--- BEGIN EXTRACTED INFORMATION ---
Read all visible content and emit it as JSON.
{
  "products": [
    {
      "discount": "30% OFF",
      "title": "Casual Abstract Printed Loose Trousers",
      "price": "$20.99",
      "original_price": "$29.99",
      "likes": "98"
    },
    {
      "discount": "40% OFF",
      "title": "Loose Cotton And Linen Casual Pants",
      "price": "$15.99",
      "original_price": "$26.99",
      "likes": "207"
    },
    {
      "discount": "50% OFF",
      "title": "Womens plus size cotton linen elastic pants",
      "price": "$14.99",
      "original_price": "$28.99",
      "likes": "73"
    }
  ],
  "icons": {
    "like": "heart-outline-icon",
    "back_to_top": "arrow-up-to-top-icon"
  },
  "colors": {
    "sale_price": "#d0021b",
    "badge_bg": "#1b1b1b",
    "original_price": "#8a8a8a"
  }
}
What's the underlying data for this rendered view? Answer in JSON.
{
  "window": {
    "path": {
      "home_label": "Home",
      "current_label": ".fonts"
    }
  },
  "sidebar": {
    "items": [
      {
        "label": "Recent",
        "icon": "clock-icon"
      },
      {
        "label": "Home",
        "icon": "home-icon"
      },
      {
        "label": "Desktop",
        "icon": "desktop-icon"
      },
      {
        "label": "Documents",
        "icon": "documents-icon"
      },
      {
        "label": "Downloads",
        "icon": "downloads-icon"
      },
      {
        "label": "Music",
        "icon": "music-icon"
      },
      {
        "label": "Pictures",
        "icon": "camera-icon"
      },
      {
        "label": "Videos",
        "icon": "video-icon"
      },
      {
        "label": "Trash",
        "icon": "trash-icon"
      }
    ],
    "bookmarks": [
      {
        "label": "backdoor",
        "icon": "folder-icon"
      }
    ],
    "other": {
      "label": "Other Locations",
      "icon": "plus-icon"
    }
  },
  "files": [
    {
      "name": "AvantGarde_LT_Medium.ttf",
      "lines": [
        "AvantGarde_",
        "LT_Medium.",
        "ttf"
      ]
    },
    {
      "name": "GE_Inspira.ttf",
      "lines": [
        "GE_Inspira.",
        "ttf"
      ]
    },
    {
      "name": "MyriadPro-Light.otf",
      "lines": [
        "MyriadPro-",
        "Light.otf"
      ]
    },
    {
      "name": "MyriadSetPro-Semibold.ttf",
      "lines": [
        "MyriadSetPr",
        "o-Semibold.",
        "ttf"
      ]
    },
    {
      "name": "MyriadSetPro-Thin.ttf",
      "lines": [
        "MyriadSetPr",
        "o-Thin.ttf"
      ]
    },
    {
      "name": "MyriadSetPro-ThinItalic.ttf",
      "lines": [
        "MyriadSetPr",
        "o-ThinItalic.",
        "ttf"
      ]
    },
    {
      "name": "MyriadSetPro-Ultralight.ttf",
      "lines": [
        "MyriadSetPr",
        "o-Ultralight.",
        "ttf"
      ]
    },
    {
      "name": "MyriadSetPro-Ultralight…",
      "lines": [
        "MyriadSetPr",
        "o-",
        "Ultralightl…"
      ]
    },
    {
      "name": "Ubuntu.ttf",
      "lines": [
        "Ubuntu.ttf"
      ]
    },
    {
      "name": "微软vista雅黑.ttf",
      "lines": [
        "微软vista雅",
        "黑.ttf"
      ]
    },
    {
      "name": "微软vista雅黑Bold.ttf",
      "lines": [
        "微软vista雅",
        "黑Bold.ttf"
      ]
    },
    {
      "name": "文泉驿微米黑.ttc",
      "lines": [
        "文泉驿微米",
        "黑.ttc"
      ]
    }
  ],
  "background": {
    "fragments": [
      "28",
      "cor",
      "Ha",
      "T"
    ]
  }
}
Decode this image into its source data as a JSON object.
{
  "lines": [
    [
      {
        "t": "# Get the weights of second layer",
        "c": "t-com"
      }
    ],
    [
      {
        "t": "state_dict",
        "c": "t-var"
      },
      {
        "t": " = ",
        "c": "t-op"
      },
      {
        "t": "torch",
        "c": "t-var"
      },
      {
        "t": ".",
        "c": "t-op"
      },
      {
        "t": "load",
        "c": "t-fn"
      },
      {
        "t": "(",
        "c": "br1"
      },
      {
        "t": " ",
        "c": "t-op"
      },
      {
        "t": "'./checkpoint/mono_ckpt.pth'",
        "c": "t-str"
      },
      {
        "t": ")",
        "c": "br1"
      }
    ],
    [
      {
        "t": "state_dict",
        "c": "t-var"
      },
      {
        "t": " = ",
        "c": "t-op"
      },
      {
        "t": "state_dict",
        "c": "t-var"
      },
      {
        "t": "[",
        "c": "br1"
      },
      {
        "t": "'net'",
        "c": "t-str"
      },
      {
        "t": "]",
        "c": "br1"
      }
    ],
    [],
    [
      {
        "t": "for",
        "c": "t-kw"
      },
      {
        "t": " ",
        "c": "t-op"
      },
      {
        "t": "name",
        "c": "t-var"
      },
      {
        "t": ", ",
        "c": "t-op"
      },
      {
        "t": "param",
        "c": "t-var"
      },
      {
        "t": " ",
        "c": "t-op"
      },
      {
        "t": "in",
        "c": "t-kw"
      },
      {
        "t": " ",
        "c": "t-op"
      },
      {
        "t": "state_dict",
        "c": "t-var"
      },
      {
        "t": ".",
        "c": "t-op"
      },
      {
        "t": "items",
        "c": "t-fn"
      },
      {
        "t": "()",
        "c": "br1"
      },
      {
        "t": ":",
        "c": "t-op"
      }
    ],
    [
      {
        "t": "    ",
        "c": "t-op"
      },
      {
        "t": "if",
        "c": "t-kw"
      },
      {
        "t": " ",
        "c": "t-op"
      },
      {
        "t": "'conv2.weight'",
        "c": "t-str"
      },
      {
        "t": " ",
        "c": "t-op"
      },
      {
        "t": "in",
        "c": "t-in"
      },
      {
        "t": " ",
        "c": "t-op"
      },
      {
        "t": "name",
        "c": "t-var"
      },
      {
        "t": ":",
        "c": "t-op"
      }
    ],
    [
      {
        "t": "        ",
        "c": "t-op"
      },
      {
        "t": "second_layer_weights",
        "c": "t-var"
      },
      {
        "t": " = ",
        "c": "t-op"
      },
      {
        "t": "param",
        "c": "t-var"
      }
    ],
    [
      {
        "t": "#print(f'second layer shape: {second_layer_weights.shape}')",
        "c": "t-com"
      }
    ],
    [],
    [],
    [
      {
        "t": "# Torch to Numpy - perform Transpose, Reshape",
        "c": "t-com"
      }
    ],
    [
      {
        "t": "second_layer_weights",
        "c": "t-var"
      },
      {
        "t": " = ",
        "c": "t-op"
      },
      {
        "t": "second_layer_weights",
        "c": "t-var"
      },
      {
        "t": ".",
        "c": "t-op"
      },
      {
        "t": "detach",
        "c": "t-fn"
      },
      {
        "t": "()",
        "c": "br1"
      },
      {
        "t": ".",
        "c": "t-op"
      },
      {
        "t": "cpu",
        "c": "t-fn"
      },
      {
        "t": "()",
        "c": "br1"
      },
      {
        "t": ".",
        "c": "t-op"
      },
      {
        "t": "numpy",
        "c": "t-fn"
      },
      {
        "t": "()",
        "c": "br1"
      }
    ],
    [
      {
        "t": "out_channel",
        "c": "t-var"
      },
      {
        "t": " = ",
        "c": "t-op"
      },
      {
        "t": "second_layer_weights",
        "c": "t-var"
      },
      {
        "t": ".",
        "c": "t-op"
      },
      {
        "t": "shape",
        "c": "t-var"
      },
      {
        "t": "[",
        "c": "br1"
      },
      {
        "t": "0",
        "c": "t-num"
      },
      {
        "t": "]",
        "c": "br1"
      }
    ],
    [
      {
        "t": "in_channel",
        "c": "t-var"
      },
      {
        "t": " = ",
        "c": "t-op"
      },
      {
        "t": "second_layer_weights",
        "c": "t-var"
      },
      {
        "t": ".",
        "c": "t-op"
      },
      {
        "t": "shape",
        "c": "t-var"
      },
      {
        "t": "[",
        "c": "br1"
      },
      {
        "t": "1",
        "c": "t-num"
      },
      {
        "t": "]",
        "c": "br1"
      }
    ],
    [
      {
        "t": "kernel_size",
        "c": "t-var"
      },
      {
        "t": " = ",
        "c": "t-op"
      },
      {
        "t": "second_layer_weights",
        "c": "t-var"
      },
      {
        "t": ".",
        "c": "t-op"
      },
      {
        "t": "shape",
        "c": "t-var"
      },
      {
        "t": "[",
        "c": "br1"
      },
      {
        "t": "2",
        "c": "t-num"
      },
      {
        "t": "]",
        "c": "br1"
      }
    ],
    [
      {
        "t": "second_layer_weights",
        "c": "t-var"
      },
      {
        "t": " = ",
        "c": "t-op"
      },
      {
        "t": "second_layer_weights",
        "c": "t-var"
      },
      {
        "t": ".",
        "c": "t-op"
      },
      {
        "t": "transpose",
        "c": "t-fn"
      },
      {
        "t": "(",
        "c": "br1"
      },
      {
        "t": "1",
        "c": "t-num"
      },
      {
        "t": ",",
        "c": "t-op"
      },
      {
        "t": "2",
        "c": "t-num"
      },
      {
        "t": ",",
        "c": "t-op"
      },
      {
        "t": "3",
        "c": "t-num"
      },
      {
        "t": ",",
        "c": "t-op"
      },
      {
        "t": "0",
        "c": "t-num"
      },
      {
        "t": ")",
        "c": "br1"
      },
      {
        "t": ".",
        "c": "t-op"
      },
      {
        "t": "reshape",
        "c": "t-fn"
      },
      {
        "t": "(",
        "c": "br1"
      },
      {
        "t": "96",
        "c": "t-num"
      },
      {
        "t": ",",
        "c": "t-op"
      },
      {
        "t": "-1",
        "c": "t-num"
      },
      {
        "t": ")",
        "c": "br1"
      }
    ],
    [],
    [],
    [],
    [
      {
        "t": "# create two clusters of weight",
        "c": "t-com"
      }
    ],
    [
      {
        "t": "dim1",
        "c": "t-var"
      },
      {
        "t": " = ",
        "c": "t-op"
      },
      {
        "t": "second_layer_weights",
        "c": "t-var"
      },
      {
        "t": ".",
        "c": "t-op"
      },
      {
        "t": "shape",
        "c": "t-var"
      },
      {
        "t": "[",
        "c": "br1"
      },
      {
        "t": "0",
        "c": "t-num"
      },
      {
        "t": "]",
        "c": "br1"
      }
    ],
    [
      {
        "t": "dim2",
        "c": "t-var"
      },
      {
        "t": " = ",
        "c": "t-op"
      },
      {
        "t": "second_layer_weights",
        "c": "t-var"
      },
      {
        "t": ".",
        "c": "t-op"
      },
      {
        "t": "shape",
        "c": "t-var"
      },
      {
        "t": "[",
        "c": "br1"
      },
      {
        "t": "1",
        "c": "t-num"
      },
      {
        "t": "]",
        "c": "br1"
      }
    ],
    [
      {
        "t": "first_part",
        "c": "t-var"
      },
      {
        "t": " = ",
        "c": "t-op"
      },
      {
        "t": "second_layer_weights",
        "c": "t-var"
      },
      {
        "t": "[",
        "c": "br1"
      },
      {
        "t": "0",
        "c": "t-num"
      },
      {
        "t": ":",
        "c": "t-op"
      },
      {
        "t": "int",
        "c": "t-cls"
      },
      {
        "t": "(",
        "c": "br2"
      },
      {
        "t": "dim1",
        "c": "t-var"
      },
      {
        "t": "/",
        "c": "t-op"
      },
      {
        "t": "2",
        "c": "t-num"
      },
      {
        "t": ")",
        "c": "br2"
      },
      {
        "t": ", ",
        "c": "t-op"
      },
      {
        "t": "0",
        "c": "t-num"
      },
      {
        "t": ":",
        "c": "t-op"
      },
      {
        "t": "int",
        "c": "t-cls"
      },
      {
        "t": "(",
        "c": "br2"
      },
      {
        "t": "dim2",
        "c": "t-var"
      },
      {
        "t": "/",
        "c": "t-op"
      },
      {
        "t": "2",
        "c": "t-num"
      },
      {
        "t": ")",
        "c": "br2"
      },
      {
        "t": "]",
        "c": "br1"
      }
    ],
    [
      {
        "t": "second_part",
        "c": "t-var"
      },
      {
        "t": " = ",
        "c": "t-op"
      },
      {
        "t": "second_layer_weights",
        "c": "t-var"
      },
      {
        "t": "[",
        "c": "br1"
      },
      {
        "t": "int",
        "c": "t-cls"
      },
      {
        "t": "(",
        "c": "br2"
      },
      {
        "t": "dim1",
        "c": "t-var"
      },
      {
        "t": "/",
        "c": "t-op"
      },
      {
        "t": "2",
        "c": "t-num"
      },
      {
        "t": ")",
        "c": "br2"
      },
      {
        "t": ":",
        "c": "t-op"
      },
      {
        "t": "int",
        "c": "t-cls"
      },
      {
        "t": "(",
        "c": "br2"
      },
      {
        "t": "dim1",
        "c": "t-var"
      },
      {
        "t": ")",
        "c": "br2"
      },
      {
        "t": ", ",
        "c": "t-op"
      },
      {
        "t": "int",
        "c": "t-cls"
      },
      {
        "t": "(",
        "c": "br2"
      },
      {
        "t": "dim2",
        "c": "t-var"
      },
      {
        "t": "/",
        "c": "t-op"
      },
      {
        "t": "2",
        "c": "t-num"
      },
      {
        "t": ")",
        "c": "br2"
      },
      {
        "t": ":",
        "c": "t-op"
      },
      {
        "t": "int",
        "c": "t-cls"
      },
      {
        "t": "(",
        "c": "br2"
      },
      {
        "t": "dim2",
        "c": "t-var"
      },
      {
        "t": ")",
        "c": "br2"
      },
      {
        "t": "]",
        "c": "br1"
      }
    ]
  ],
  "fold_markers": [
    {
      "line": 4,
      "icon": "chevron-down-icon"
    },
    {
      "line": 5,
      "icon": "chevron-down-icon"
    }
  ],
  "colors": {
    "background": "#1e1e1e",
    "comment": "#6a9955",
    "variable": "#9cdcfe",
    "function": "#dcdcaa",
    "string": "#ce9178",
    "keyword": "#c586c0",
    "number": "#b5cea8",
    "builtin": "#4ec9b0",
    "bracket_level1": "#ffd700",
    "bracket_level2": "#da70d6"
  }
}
--- END EXTRACTED INFORMATION ---
Copy all lines in the listing above where the string "Casual" appears.

      "title": "Casual Abstract Printed Loose Trousers",
      "title": "Loose Cotton And Linen Casual Pants",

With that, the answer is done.